Start of Material for this exercise
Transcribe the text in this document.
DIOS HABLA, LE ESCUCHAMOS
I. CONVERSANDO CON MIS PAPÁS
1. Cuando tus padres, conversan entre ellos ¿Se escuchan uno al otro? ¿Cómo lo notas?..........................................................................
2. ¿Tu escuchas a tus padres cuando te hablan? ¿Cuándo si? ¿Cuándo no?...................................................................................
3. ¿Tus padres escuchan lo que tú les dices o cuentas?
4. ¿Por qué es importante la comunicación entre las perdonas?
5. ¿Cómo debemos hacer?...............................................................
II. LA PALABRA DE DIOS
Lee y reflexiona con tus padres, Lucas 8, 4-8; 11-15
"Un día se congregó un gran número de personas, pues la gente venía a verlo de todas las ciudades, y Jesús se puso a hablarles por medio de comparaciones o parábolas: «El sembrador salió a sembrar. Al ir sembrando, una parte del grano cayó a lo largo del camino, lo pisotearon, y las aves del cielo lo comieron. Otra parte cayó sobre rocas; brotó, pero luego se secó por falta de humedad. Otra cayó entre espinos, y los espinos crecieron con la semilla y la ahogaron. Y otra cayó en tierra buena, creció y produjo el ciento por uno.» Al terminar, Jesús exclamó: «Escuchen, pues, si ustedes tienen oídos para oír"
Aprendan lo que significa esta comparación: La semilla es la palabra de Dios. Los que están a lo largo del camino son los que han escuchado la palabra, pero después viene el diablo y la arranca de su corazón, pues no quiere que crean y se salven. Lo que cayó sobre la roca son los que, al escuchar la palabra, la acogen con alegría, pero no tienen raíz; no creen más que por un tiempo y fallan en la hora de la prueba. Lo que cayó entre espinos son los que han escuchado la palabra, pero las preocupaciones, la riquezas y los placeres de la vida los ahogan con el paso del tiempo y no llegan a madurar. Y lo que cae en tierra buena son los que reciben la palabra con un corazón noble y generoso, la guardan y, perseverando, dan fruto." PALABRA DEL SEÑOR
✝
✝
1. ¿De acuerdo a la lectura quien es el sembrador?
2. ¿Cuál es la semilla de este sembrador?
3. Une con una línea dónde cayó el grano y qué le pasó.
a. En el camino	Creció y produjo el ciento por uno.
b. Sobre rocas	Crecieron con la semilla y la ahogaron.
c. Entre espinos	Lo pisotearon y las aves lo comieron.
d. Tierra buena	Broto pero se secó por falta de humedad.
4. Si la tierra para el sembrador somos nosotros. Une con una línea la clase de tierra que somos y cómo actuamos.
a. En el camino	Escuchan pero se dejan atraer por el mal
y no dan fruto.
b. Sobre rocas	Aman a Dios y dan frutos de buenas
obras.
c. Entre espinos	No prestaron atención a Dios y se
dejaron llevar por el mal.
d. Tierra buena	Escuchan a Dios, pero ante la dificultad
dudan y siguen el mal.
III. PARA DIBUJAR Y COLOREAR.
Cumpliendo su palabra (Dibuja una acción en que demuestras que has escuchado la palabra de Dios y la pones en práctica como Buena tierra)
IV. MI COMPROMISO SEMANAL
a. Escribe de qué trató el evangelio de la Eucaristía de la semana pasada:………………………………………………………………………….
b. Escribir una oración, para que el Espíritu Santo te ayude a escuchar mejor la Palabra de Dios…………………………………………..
End of Material for this exercise
- Written instruction
Gather each line in these records that contains the string "línea".

- Response to this exercise
3. Une con una línea dónde cayó el grano y qué le pasó.
4. Si la tierra para el sembrador somos nosotros. Une con una línea la clase de tierra que somos y cómo actuamos.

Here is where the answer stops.